Copy out the material below in full, but not its images.

------ Record list

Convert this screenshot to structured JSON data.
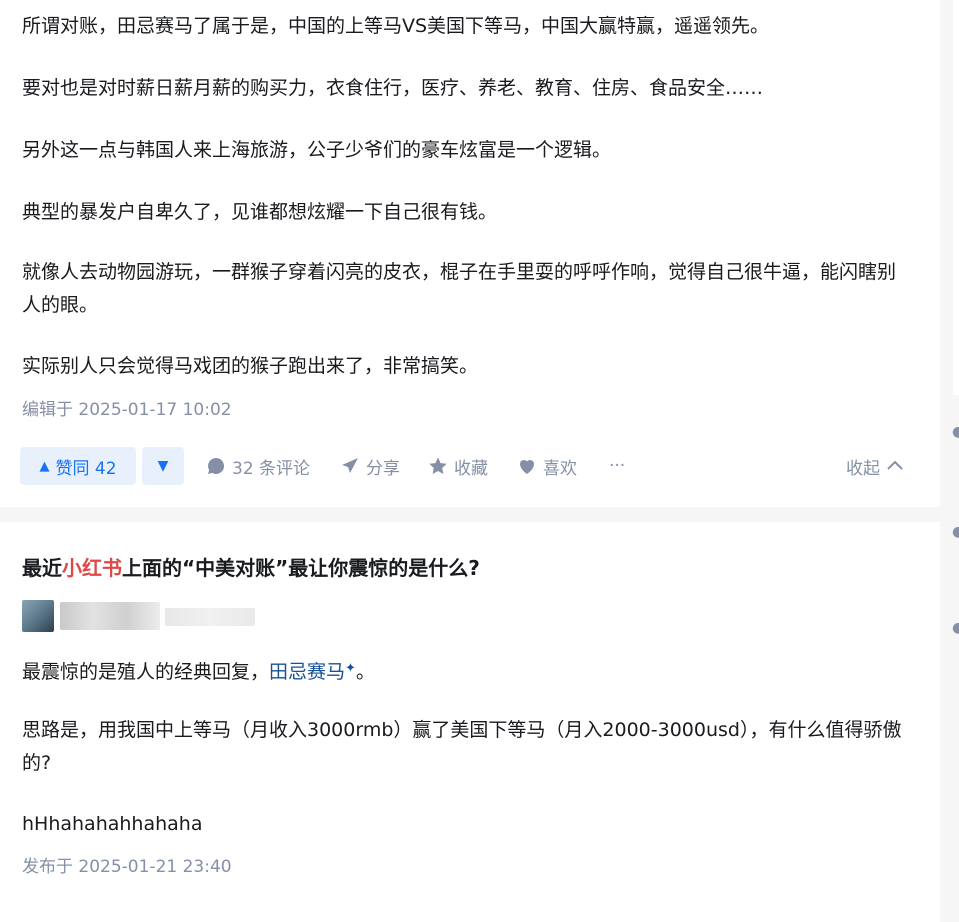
{
  "answer1": {
    "paragraphs": [
      "所谓对账，田忌赛马了属于是，中国的上等马VS美国下等马，中国大赢特赢，遥遥领先。",
      "要对也是对时薪日薪月薪的购买力，衣食住行，医疗、养老、教育、住房、食品安全……",
      "另外这一点与韩国人来上海旅游，公子少爷们的豪车炫富是一个逻辑。",
      "典型的暴发户自卑久了，见谁都想炫耀一下自己很有钱。",
      "就像人去动物园游玩，一群猴子穿着闪亮的皮衣，棍子在手里耍的呼呼作响，觉得自己很牛逼，能闪瞎别人的眼。",
      "实际别人只会觉得马戏团的猴子跑出来了，非常搞笑。"
    ],
    "edited": "编辑于 2025-01-17 10:02",
    "actions": {
      "upvote": "赞同 42",
      "comments": "32 条评论",
      "share": "分享",
      "favorite": "收藏",
      "like": "喜欢",
      "more": "···",
      "collapse": "收起"
    }
  },
  "answer2": {
    "title_prefix": "最近",
    "title_highlight": "小红书",
    "title_suffix": "上面的“中美对账”最让你震惊的是什么?",
    "p1_prefix": "最震惊的是殖人的经典回复，",
    "p1_link": "田忌赛马",
    "p1_suffix": "。",
    "p2": "思路是，用我国中上等马（月收入3000rmb）赢了美国下等马（月入2000-3000usd），有什么值得骄傲的?",
    "p3": "hHhahahahhahaha",
    "published": "发布于 2025-01-21 23:40"
  },
  "colors": {
    "accent": "#1772f6",
    "muted": "#8590a6",
    "highlight_red": "#e04848",
    "link": "#175199"
  }
}
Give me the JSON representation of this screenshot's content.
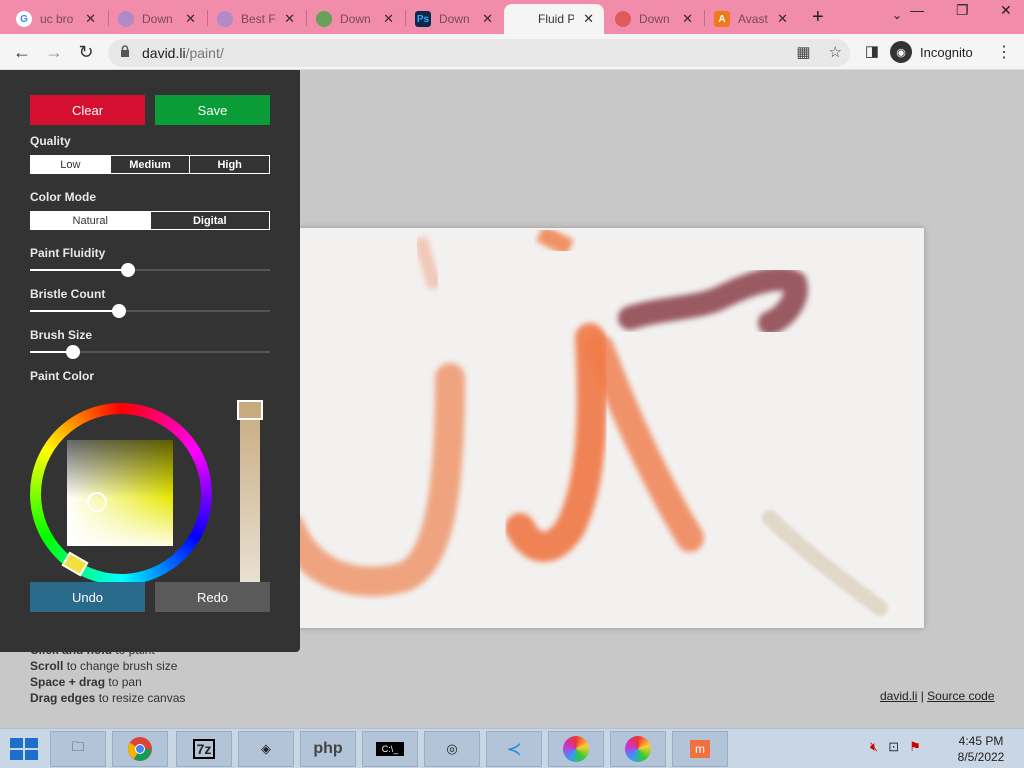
{
  "tabs": [
    {
      "title": "uc bro",
      "favicon": "google-icon",
      "active": false
    },
    {
      "title": "Down",
      "favicon": "page-icon",
      "active": false
    },
    {
      "title": "Best F",
      "favicon": "page-icon",
      "active": false
    },
    {
      "title": "Down",
      "favicon": "download-icon",
      "active": false
    },
    {
      "title": "Down",
      "favicon": "photoshop-icon",
      "active": false
    },
    {
      "title": "Fluid P",
      "favicon": "",
      "active": true
    },
    {
      "title": "Down",
      "favicon": "download-icon",
      "active": false
    },
    {
      "title": "Avast",
      "favicon": "avast-icon",
      "active": false
    }
  ],
  "browser": {
    "url_host": "david.li",
    "url_path": "/paint/",
    "incognito_label": "Incognito"
  },
  "panel": {
    "clear_label": "Clear",
    "save_label": "Save",
    "quality_label": "Quality",
    "quality_options": [
      "Low",
      "Medium",
      "High"
    ],
    "quality_selected": "Low",
    "color_mode_label": "Color Mode",
    "color_mode_options": [
      "Natural",
      "Digital"
    ],
    "color_mode_selected": "Natural",
    "fluidity_label": "Paint Fluidity",
    "fluidity_value": 0.41,
    "bristle_label": "Bristle Count",
    "bristle_value": 0.37,
    "brush_label": "Brush Size",
    "brush_value": 0.18,
    "paint_color_label": "Paint Color",
    "undo_label": "Undo",
    "redo_label": "Redo"
  },
  "tips": [
    {
      "bold": "Click and hold",
      "rest": " to paint"
    },
    {
      "bold": "Scroll",
      "rest": " to change brush size"
    },
    {
      "bold": "Space + drag",
      "rest": " to pan"
    },
    {
      "bold": "Drag edges",
      "rest": " to resize canvas"
    }
  ],
  "footer": {
    "link1": "david.li",
    "sep": " | ",
    "link2": "Source code"
  },
  "taskbar": {
    "items": [
      "file-explorer-icon",
      "chrome-icon",
      "7zip-icon",
      "app-icon",
      "php-icon",
      "cmd-icon",
      "media-icon",
      "vscode-icon",
      "color-wheel-icon",
      "color-wheel-icon",
      "app-icon"
    ],
    "clock_time": "4:45 PM",
    "clock_date": "8/5/2022"
  },
  "colors": {
    "clear_button": "#d50f30",
    "save_button": "#0a9c37",
    "undo_button": "#2a6a8a",
    "redo_button": "#5a5a5a",
    "tabstrip": "#f28cab",
    "paint_color": "#c8ab7c"
  }
}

------------

(The result):
Convert this screenshot to structured JSON data.
{
  "answer1": {
    "paragraphs": [
      "所谓对账，田忌赛马了属于是，中国的上等马VS美国下等马，中国大赢特赢，遥遥领先。",
      "要对也是对时薪日薪月薪的购买力，衣食住行，医疗、养老、教育、住房、食品安全……",
      "另外这一点与韩国人来上海旅游，公子少爷们的豪车炫富是一个逻辑。",
      "典型的暴发户自卑久了，见谁都想炫耀一下自己很有钱。",
      "就像人去动物园游玩，一群猴子穿着闪亮的皮衣，棍子在手里耍的呼呼作响，觉得自己很牛逼，能闪瞎别人的眼。",
      "实际别人只会觉得马戏团的猴子跑出来了，非常搞笑。"
    ],
    "edited": "编辑于 2025-01-17 10:02",
    "actions": {
      "upvote": "赞同 42",
      "comments": "32 条评论",
      "share": "分享",
      "favorite": "收藏",
      "like": "喜欢",
      "more": "···",
      "collapse": "收起"
    }
  },
  "answer2": {
    "title_prefix": "最近",
    "title_highlight": "小红书",
    "title_suffix": "上面的“中美对账”最让你震惊的是什么?",
    "p1_prefix": "最震惊的是殖人的经典回复，",
    "p1_link": "田忌赛马",
    "p1_suffix": "。",
    "p2": "思路是，用我国中上等马（月收入3000rmb）赢了美国下等马（月入2000-3000usd），有什么值得骄傲的?",
    "p3": "hHhahahahhahaha",
    "published": "发布于 2025-01-21 23:40"
  },
  "colors": {
    "accent": "#1772f6",
    "muted": "#8590a6",
    "highlight_red": "#e04848",
    "link": "#175199"
  }
}
Give me the JSON representation of this screenshot's content.
{
  "tabs": [
    {
      "title": "uc bro",
      "favicon": "google-icon",
      "active": false
    },
    {
      "title": "Down",
      "favicon": "page-icon",
      "active": false
    },
    {
      "title": "Best F",
      "favicon": "page-icon",
      "active": false
    },
    {
      "title": "Down",
      "favicon": "download-icon",
      "active": false
    },
    {
      "title": "Down",
      "favicon": "photoshop-icon",
      "active": false
    },
    {
      "title": "Fluid P",
      "favicon": "",
      "active": true
    },
    {
      "title": "Down",
      "favicon": "download-icon",
      "active": false
    },
    {
      "title": "Avast",
      "favicon": "avast-icon",
      "active": false
    }
  ],
  "browser": {
    "url_host": "david.li",
    "url_path": "/paint/",
    "incognito_label": "Incognito"
  },
  "panel": {
    "clear_label": "Clear",
    "save_label": "Save",
    "quality_label": "Quality",
    "quality_options": [
      "Low",
      "Medium",
      "High"
    ],
    "quality_selected": "Low",
    "color_mode_label": "Color Mode",
    "color_mode_options": [
      "Natural",
      "Digital"
    ],
    "color_mode_selected": "Natural",
    "fluidity_label": "Paint Fluidity",
    "fluidity_value": 0.41,
    "bristle_label": "Bristle Count",
    "bristle_value": 0.37,
    "brush_label": "Brush Size",
    "brush_value": 0.18,
    "paint_color_label": "Paint Color",
    "undo_label": "Undo",
    "redo_label": "Redo"
  },
  "tips": [
    {
      "bold": "Click and hold",
      "rest": " to paint"
    },
    {
      "bold": "Scroll",
      "rest": " to change brush size"
    },
    {
      "bold": "Space + drag",
      "rest": " to pan"
    },
    {
      "bold": "Drag edges",
      "rest": " to resize canvas"
    }
  ],
  "footer": {
    "link1": "david.li",
    "sep": " | ",
    "link2": "Source code"
  },
  "taskbar": {
    "items": [
      "file-explorer-icon",
      "chrome-icon",
      "7zip-icon",
      "app-icon",
      "php-icon",
      "cmd-icon",
      "media-icon",
      "vscode-icon",
      "color-wheel-icon",
      "color-wheel-icon",
      "app-icon"
    ],
    "clock_time": "4:45 PM",
    "clock_date": "8/5/2022"
  },
  "colors": {
    "clear_button": "#d50f30",
    "save_button": "#0a9c37",
    "undo_button": "#2a6a8a",
    "redo_button": "#5a5a5a",
    "tabstrip": "#f28cab",
    "paint_color": "#c8ab7c"
  }
}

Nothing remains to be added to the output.